* Start *

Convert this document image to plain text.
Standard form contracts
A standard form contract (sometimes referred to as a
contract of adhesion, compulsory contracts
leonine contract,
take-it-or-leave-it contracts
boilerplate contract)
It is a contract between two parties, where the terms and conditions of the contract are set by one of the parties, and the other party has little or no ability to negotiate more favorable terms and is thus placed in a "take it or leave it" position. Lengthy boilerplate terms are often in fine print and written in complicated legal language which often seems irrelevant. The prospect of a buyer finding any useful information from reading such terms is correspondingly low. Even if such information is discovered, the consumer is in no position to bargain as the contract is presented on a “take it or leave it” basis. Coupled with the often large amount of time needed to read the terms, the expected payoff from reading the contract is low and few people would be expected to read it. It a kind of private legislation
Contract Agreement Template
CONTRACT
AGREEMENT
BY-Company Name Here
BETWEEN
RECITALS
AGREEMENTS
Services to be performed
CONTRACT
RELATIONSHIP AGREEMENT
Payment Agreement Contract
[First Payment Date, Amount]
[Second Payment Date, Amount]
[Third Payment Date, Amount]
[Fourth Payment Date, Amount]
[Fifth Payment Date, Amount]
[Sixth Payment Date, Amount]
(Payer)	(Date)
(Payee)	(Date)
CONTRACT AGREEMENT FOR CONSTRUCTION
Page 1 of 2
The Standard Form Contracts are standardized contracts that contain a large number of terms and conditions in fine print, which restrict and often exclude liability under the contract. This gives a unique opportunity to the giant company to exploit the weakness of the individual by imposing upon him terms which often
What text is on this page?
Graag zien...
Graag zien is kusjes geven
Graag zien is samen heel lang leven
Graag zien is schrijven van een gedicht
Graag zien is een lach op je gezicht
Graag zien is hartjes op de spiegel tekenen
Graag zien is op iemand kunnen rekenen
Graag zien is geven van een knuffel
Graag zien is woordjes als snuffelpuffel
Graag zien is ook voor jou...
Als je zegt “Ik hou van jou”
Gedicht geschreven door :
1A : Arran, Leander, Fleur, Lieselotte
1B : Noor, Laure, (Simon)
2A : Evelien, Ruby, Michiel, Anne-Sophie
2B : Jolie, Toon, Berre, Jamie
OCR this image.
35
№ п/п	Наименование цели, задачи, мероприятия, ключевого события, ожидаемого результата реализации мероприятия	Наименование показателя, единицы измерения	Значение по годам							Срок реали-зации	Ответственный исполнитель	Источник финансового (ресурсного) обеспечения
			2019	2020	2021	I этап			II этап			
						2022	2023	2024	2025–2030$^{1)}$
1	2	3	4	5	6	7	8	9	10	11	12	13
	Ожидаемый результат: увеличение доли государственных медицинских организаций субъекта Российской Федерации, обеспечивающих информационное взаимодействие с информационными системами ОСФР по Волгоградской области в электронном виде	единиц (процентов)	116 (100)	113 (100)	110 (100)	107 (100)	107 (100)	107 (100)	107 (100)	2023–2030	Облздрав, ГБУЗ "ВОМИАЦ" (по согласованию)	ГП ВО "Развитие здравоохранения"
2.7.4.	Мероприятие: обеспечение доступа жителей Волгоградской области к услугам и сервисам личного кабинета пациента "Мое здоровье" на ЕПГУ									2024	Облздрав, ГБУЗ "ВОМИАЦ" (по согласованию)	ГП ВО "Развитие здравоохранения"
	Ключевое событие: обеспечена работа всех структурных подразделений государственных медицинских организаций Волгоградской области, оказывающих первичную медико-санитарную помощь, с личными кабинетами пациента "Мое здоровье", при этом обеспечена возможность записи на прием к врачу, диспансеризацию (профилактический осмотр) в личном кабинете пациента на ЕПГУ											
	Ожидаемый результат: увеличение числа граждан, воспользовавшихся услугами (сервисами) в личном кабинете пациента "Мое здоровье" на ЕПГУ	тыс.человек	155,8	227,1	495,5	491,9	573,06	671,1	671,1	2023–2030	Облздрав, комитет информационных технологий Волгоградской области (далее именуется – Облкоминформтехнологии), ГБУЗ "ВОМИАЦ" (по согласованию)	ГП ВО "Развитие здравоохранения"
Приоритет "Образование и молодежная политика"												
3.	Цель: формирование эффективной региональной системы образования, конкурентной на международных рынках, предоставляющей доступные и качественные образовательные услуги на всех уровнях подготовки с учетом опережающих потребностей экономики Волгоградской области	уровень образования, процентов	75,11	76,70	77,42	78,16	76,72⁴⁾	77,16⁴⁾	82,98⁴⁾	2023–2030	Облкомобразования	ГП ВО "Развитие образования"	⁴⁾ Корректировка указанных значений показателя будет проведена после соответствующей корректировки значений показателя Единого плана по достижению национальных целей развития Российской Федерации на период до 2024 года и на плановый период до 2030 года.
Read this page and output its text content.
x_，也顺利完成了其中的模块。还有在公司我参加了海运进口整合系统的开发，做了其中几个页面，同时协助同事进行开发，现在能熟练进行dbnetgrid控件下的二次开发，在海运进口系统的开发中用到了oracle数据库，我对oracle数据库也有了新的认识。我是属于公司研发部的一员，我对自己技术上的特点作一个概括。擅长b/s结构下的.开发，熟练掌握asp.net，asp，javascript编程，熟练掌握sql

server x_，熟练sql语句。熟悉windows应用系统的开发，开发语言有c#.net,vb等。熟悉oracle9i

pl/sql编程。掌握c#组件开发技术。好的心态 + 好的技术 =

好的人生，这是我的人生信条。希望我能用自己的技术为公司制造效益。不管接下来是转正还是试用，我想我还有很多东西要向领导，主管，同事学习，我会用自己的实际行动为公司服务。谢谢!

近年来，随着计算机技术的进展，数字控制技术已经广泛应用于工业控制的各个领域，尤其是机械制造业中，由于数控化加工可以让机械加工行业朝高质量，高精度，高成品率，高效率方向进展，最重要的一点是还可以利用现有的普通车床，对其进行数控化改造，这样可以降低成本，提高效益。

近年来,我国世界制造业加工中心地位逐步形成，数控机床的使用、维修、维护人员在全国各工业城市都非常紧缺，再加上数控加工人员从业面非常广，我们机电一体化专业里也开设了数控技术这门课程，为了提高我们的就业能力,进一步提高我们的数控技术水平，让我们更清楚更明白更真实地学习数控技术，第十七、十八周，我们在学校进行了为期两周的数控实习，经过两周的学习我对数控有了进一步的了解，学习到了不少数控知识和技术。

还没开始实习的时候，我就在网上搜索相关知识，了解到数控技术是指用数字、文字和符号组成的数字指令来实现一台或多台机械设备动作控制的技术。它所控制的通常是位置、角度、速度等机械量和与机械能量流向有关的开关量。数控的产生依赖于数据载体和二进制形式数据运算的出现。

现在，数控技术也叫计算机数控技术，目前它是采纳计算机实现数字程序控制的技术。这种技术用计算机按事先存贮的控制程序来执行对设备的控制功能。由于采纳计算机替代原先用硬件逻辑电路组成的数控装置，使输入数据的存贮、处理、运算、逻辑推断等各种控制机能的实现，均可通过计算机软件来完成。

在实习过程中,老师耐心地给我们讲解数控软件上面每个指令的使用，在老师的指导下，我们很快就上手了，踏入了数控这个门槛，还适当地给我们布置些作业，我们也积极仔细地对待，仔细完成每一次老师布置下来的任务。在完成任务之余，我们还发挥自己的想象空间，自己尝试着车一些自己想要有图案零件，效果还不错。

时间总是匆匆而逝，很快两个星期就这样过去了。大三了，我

* End *

◆ GOAL:
Copy all data exactly, start to finish.

◆ RESULT BELOW:
Convert this document image to plain text.
Standard form contracts
A standard form contract (sometimes referred to as a
contract of adhesion, compulsory contracts
leonine contract,
take-it-or-leave-it contracts
boilerplate contract)
It is a contract between two parties, where the terms and conditions of the contract are set by one of the parties, and the other party has little or no ability to negotiate more favorable terms and is thus placed in a "take it or leave it" position. Lengthy boilerplate terms are often in fine print and written in complicated legal language which often seems irrelevant. The prospect of a buyer finding any useful information from reading such terms is correspondingly low. Even if such information is discovered, the consumer is in no position to bargain as the contract is presented on a “take it or leave it” basis. Coupled with the often large amount of time needed to read the terms, the expected payoff from reading the contract is low and few people would be expected to read it. It a kind of private legislation
Contract Agreement Template
CONTRACT
AGREEMENT
BY-Company Name Here
BETWEEN
RECITALS
AGREEMENTS
Services to be performed
CONTRACT
RELATIONSHIP AGREEMENT
Payment Agreement Contract
[First Payment Date, Amount]
[Second Payment Date, Amount]
[Third Payment Date, Amount]
[Fourth Payment Date, Amount]
[Fifth Payment Date, Amount]
[Sixth Payment Date, Amount]
(Payer)	(Date)
(Payee)	(Date)
CONTRACT AGREEMENT FOR CONSTRUCTION
Page 1 of 2
The Standard Form Contracts are standardized contracts that contain a large number of terms and conditions in fine print, which restrict and often exclude liability under the contract. This gives a unique opportunity to the giant company to exploit the weakness of the individual by imposing upon him terms which often
What text is on this page?
Graag zien...
Graag zien is kusjes geven
Graag zien is samen heel lang leven
Graag zien is schrijven van een gedicht
Graag zien is een lach op je gezicht
Graag zien is hartjes op de spiegel tekenen
Graag zien is op iemand kunnen rekenen
Graag zien is geven van een knuffel
Graag zien is woordjes als snuffelpuffel
Graag zien is ook voor jou...
Als je zegt “Ik hou van jou”
Gedicht geschreven door :
1A : Arran, Leander, Fleur, Lieselotte
1B : Noor, Laure, (Simon)
2A : Evelien, Ruby, Michiel, Anne-Sophie
2B : Jolie, Toon, Berre, Jamie
OCR this image.
35
№ п/п	Наименование цели, задачи, мероприятия, ключевого события, ожидаемого результата реализации мероприятия	Наименование показателя, единицы измерения	Значение по годам							Срок реали-зации	Ответственный исполнитель	Источник финансового (ресурсного) обеспечения
			2019	2020	2021	I этап			II этап			
						2022	2023	2024	2025–2030$^{1)}$
1	2	3	4	5	6	7	8	9	10	11	12	13
	Ожидаемый результат: увеличение доли государственных медицинских организаций субъекта Российской Федерации, обеспечивающих информационное взаимодействие с информационными системами ОСФР по Волгоградской области в электронном виде	единиц (процентов)	116 (100)	113 (100)	110 (100)	107 (100)	107 (100)	107 (100)	107 (100)	2023–2030	Облздрав, ГБУЗ "ВОМИАЦ" (по согласованию)	ГП ВО "Развитие здравоохранения"
2.7.4.	Мероприятие: обеспечение доступа жителей Волгоградской области к услугам и сервисам личного кабинета пациента "Мое здоровье" на ЕПГУ									2024	Облздрав, ГБУЗ "ВОМИАЦ" (по согласованию)	ГП ВО "Развитие здравоохранения"
	Ключевое событие: обеспечена работа всех структурных подразделений государственных медицинских организаций Волгоградской области, оказывающих первичную медико-санитарную помощь, с личными кабинетами пациента "Мое здоровье", при этом обеспечена возможность записи на прием к врачу, диспансеризацию (профилактический осмотр) в личном кабинете пациента на ЕПГУ											
	Ожидаемый результат: увеличение числа граждан, воспользовавшихся услугами (сервисами) в личном кабинете пациента "Мое здоровье" на ЕПГУ	тыс.человек	155,8	227,1	495,5	491,9	573,06	671,1	671,1	2023–2030	Облздрав, комитет информационных технологий Волгоградской области (далее именуется – Облкоминформтехнологии), ГБУЗ "ВОМИАЦ" (по согласованию)	ГП ВО "Развитие здравоохранения"
Приоритет "Образование и молодежная политика"												
3.	Цель: формирование эффективной региональной системы образования, конкурентной на международных рынках, предоставляющей доступные и качественные образовательные услуги на всех уровнях подготовки с учетом опережающих потребностей экономики Волгоградской области	уровень образования, процентов	75,11	76,70	77,42	78,16	76,72⁴⁾	77,16⁴⁾	82,98⁴⁾	2023–2030	Облкомобразования	ГП ВО "Развитие образования"	⁴⁾ Корректировка указанных значений показателя будет проведена после соответствующей корректировки значений показателя Единого плана по достижению национальных целей развития Российской Федерации на период до 2024 года и на плановый период до 2030 года.
Read this page and output its text content.
x_，也顺利完成了其中的模块。还有在公司我参加了海运进口整合系统的开发，做了其中几个页面，同时协助同事进行开发，现在能熟练进行dbnetgrid控件下的二次开发，在海运进口系统的开发中用到了oracle数据库，我对oracle数据库也有了新的认识。我是属于公司研发部的一员，我对自己技术上的特点作一个概括。擅长b/s结构下的.开发，熟练掌握asp.net，asp，javascript编程，熟练掌握sql

server x_，熟练sql语句。熟悉windows应用系统的开发，开发语言有c#.net,vb等。熟悉oracle9i

pl/sql编程。掌握c#组件开发技术。好的心态 + 好的技术 =

好的人生，这是我的人生信条。希望我能用自己的技术为公司制造效益。不管接下来是转正还是试用，我想我还有很多东西要向领导，主管，同事学习，我会用自己的实际行动为公司服务。谢谢!

近年来，随着计算机技术的进展，数字控制技术已经广泛应用于工业控制的各个领域，尤其是机械制造业中，由于数控化加工可以让机械加工行业朝高质量，高精度，高成品率，高效率方向进展，最重要的一点是还可以利用现有的普通车床，对其进行数控化改造，这样可以降低成本，提高效益。

近年来,我国世界制造业加工中心地位逐步形成，数控机床的使用、维修、维护人员在全国各工业城市都非常紧缺，再加上数控加工人员从业面非常广，我们机电一体化专业里也开设了数控技术这门课程，为了提高我们的就业能力,进一步提高我们的数控技术水平，让我们更清楚更明白更真实地学习数控技术，第十七、十八周，我们在学校进行了为期两周的数控实习，经过两周的学习我对数控有了进一步的了解，学习到了不少数控知识和技术。

还没开始实习的时候，我就在网上搜索相关知识，了解到数控技术是指用数字、文字和符号组成的数字指令来实现一台或多台机械设备动作控制的技术。它所控制的通常是位置、角度、速度等机械量和与机械能量流向有关的开关量。数控的产生依赖于数据载体和二进制形式数据运算的出现。

现在，数控技术也叫计算机数控技术，目前它是采纳计算机实现数字程序控制的技术。这种技术用计算机按事先存贮的控制程序来执行对设备的控制功能。由于采纳计算机替代原先用硬件逻辑电路组成的数控装置，使输入数据的存贮、处理、运算、逻辑推断等各种控制机能的实现，均可通过计算机软件来完成。

在实习过程中,老师耐心地给我们讲解数控软件上面每个指令的使用，在老师的指导下，我们很快就上手了，踏入了数控这个门槛，还适当地给我们布置些作业，我们也积极仔细地对待，仔细完成每一次老师布置下来的任务。在完成任务之余，我们还发挥自己的想象空间，自己尝试着车一些自己想要有图案零件，效果还不错。

时间总是匆匆而逝，很快两个星期就这样过去了。大三了，我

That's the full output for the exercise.